Restate the data below word for word. Skip any images it contains.

____________________

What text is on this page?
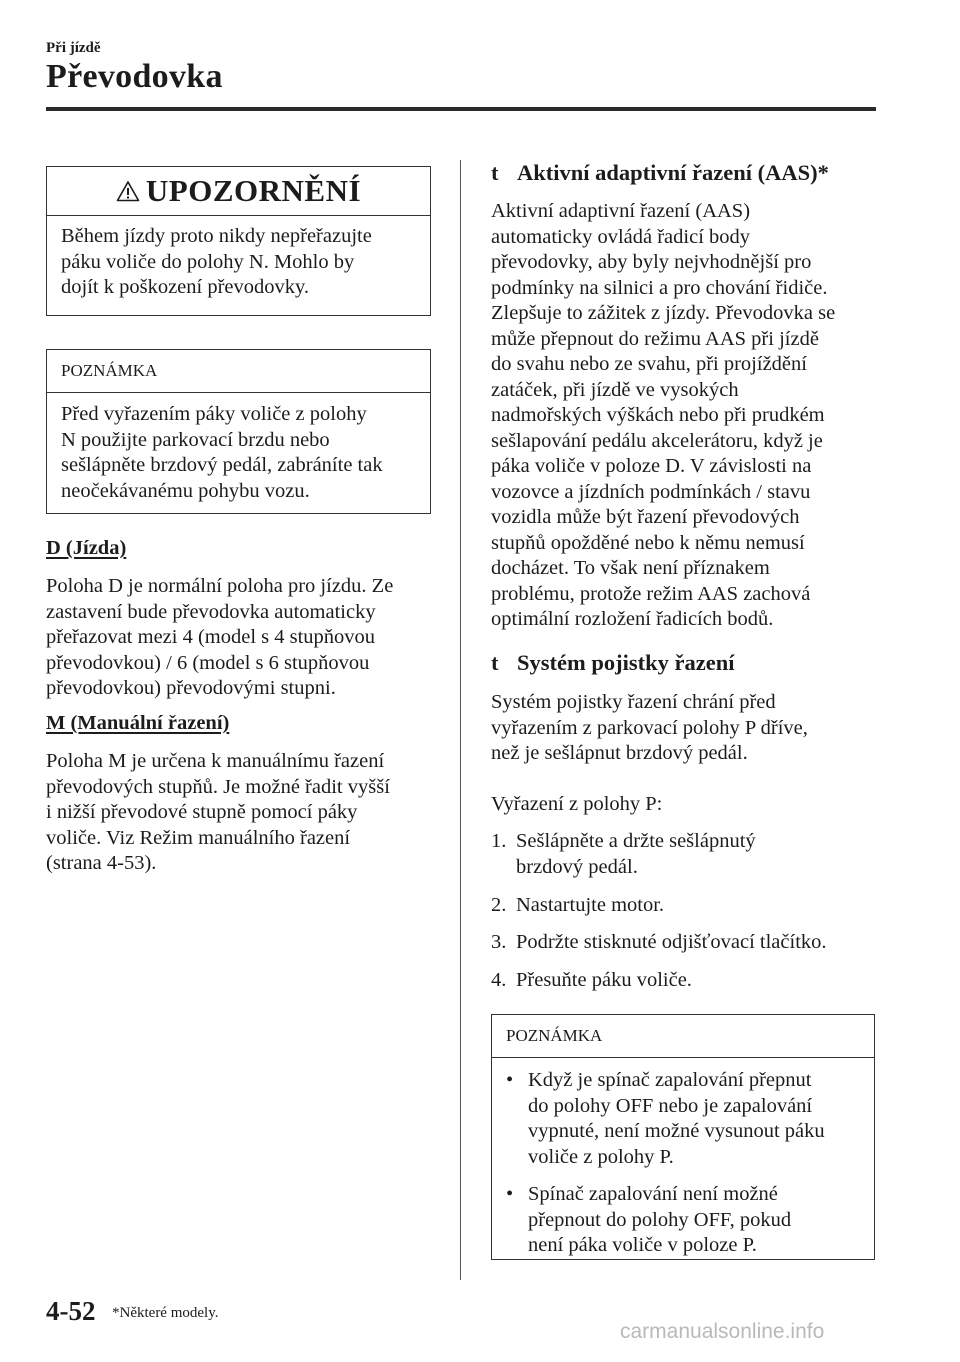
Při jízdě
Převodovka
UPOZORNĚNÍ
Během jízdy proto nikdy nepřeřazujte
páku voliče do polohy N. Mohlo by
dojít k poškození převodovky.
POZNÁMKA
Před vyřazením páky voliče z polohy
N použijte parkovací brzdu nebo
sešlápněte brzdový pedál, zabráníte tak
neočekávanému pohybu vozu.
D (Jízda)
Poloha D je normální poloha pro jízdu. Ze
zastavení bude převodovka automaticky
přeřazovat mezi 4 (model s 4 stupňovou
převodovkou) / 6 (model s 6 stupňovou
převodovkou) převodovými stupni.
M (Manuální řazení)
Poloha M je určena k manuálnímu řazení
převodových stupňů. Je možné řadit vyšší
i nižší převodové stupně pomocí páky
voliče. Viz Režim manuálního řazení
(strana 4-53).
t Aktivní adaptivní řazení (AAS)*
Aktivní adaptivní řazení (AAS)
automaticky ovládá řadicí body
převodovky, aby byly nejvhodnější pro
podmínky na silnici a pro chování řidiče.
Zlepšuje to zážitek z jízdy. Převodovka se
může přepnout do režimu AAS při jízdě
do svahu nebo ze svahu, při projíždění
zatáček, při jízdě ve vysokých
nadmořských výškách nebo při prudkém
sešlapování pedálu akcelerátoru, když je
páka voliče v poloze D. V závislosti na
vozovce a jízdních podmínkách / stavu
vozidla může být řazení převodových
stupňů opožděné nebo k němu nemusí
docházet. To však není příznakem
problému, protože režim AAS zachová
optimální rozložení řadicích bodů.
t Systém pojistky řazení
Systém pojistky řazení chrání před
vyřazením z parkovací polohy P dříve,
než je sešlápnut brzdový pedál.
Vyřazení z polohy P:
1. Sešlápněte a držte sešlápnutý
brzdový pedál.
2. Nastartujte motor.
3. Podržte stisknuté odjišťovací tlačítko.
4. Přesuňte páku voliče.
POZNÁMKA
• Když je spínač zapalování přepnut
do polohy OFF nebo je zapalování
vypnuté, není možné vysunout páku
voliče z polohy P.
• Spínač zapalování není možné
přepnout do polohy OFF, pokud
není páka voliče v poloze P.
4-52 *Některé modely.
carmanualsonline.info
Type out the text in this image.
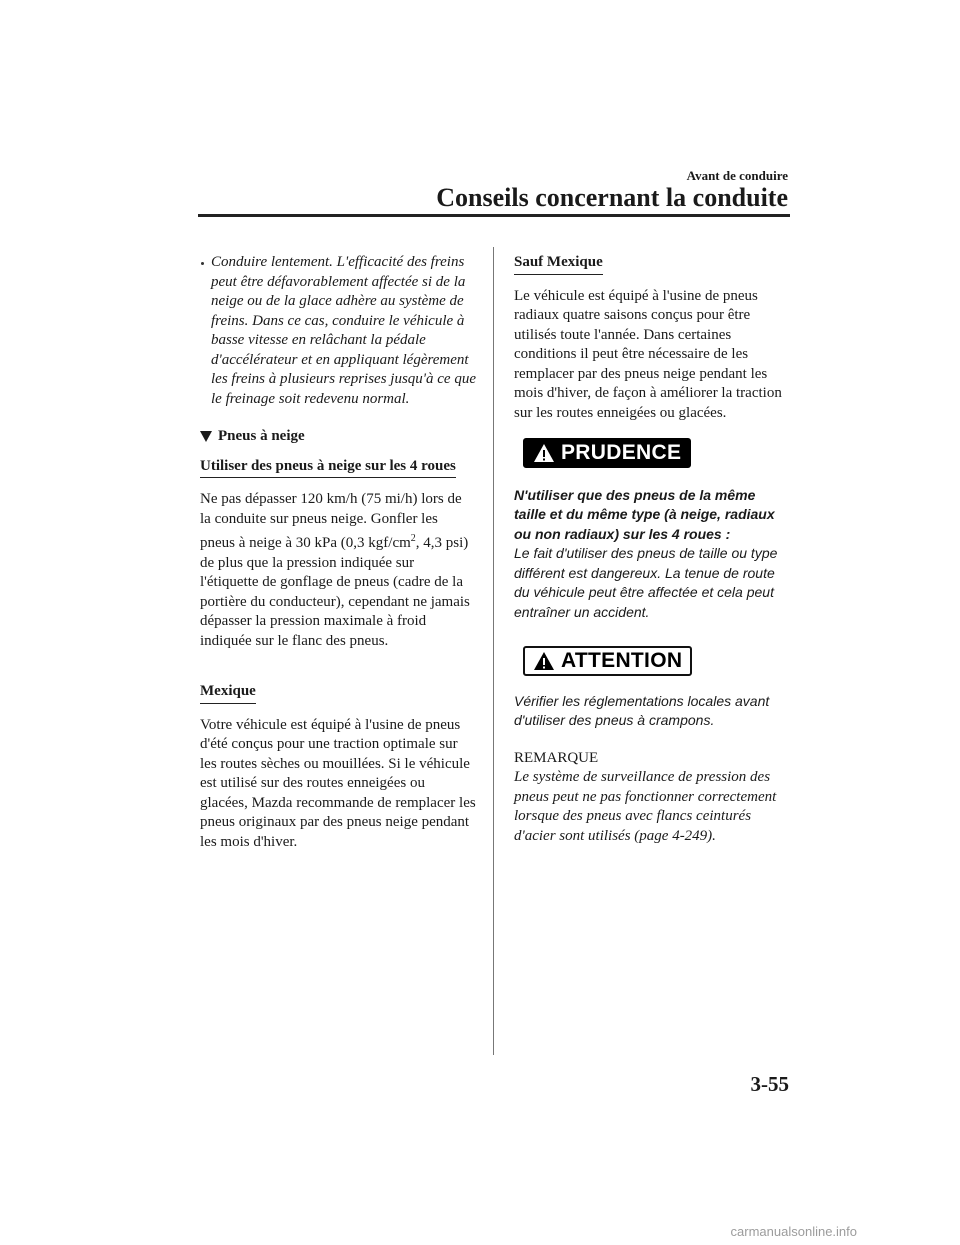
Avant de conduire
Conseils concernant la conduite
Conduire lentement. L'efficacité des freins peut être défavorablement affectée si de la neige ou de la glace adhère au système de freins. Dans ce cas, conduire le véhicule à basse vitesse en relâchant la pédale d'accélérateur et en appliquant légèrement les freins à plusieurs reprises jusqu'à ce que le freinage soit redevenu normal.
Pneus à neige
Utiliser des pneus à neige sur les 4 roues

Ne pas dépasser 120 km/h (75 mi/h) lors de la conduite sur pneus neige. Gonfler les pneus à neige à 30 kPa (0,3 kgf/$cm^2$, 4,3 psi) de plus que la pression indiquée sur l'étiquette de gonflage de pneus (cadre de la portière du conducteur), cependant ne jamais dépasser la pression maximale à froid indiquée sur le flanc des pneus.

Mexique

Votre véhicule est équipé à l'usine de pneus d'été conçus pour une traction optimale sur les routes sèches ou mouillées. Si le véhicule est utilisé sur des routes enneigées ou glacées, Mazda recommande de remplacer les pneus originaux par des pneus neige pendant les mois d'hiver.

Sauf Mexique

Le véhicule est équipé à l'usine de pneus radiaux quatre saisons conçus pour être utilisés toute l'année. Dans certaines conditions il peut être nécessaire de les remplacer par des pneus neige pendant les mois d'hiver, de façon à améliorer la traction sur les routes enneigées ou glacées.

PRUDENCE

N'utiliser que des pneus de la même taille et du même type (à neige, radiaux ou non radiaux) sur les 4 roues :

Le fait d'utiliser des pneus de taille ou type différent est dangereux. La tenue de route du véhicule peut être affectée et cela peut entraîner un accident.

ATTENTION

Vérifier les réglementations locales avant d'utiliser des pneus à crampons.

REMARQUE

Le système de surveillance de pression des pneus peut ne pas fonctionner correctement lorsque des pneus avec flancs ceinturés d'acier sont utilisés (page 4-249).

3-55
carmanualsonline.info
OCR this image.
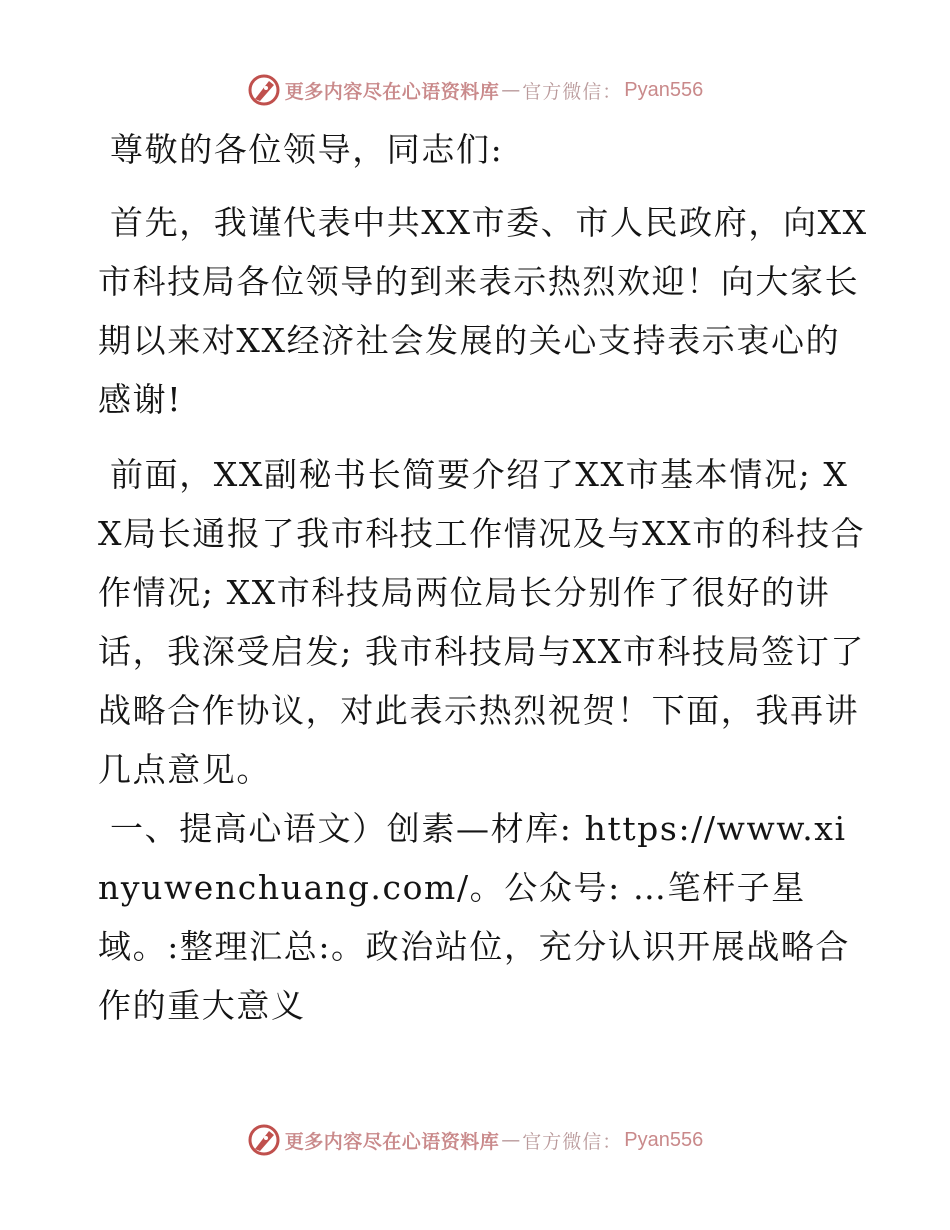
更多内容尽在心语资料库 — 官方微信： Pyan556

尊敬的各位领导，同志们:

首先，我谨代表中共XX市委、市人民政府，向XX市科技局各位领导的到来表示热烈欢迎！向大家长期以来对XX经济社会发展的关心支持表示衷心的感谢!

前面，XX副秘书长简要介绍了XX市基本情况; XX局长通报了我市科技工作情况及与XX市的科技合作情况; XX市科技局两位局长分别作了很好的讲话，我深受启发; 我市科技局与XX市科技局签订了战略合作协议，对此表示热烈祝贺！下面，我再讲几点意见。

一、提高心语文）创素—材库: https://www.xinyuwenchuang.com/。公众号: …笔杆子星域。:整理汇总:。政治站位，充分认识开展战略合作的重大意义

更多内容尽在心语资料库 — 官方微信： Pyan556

____________________

Reply to the exercise ▸
What text is on this page?
Při jízdě
Převodovka
UPOZORNĚNÍ
Během jízdy proto nikdy nepřeřazujte
páku voliče do polohy N. Mohlo by
dojít k poškození převodovky.
POZNÁMKA
Před vyřazením páky voliče z polohy
N použijte parkovací brzdu nebo
sešlápněte brzdový pedál, zabráníte tak
neočekávanému pohybu vozu.
D (Jízda)
Poloha D je normální poloha pro jízdu. Ze
zastavení bude převodovka automaticky
přeřazovat mezi 4 (model s 4 stupňovou
převodovkou) / 6 (model s 6 stupňovou
převodovkou) převodovými stupni.
M (Manuální řazení)
Poloha M je určena k manuálnímu řazení
převodových stupňů. Je možné řadit vyšší
i nižší převodové stupně pomocí páky
voliče. Viz Režim manuálního řazení
(strana 4-53).
t Aktivní adaptivní řazení (AAS)*
Aktivní adaptivní řazení (AAS)
automaticky ovládá řadicí body
převodovky, aby byly nejvhodnější pro
podmínky na silnici a pro chování řidiče.
Zlepšuje to zážitek z jízdy. Převodovka se
může přepnout do režimu AAS při jízdě
do svahu nebo ze svahu, při projíždění
zatáček, při jízdě ve vysokých
nadmořských výškách nebo při prudkém
sešlapování pedálu akcelerátoru, když je
páka voliče v poloze D. V závislosti na
vozovce a jízdních podmínkách / stavu
vozidla může být řazení převodových
stupňů opožděné nebo k němu nemusí
docházet. To však není příznakem
problému, protože režim AAS zachová
optimální rozložení řadicích bodů.
t Systém pojistky řazení
Systém pojistky řazení chrání před
vyřazením z parkovací polohy P dříve,
než je sešlápnut brzdový pedál.
Vyřazení z polohy P:
1. Sešlápněte a držte sešlápnutý
brzdový pedál.
2. Nastartujte motor.
3. Podržte stisknuté odjišťovací tlačítko.
4. Přesuňte páku voliče.
POZNÁMKA
• Když je spínač zapalování přepnut
do polohy OFF nebo je zapalování
vypnuté, není možné vysunout páku
voliče z polohy P.
• Spínač zapalování není možné
přepnout do polohy OFF, pokud
není páka voliče v poloze P.
4-52 *Některé modely.
carmanualsonline.info
Type out the text in this image.
Avant de conduire
Conseils concernant la conduite
Conduire lentement. L'efficacité des freins peut être défavorablement affectée si de la neige ou de la glace adhère au système de freins. Dans ce cas, conduire le véhicule à basse vitesse en relâchant la pédale d'accélérateur et en appliquant légèrement les freins à plusieurs reprises jusqu'à ce que le freinage soit redevenu normal.
Pneus à neige
Utiliser des pneus à neige sur les 4 roues

Ne pas dépasser 120 km/h (75 mi/h) lors de la conduite sur pneus neige. Gonfler les pneus à neige à 30 kPa (0,3 kgf/$cm^2$, 4,3 psi) de plus que la pression indiquée sur l'étiquette de gonflage de pneus (cadre de la portière du conducteur), cependant ne jamais dépasser la pression maximale à froid indiquée sur le flanc des pneus.

Mexique

Votre véhicule est équipé à l'usine de pneus d'été conçus pour une traction optimale sur les routes sèches ou mouillées. Si le véhicule est utilisé sur des routes enneigées ou glacées, Mazda recommande de remplacer les pneus originaux par des pneus neige pendant les mois d'hiver.

Sauf Mexique

Le véhicule est équipé à l'usine de pneus radiaux quatre saisons conçus pour être utilisés toute l'année. Dans certaines conditions il peut être nécessaire de les remplacer par des pneus neige pendant les mois d'hiver, de façon à améliorer la traction sur les routes enneigées ou glacées.

PRUDENCE

N'utiliser que des pneus de la même taille et du même type (à neige, radiaux ou non radiaux) sur les 4 roues :

Le fait d'utiliser des pneus de taille ou type différent est dangereux. La tenue de route du véhicule peut être affectée et cela peut entraîner un accident.

ATTENTION

Vérifier les réglementations locales avant d'utiliser des pneus à crampons.

REMARQUE

Le système de surveillance de pression des pneus peut ne pas fonctionner correctement lorsque des pneus avec flancs ceinturés d'acier sont utilisés (page 4-249).

3-55
carmanualsonline.info
OCR this image.
更多内容尽在心语资料库 — 官方微信： Pyan556

尊敬的各位领导，同志们:

首先，我谨代表中共XX市委、市人民政府，向XX市科技局各位领导的到来表示热烈欢迎！向大家长期以来对XX经济社会发展的关心支持表示衷心的感谢!

前面，XX副秘书长简要介绍了XX市基本情况; XX局长通报了我市科技工作情况及与XX市的科技合作情况; XX市科技局两位局长分别作了很好的讲话，我深受启发; 我市科技局与XX市科技局签订了战略合作协议，对此表示热烈祝贺！下面，我再讲几点意见。

一、提高心语文）创素—材库: https://www.xinyuwenchuang.com/。公众号: …笔杆子星域。:整理汇总:。政治站位，充分认识开展战略合作的重大意义

更多内容尽在心语资料库 — 官方微信： Pyan556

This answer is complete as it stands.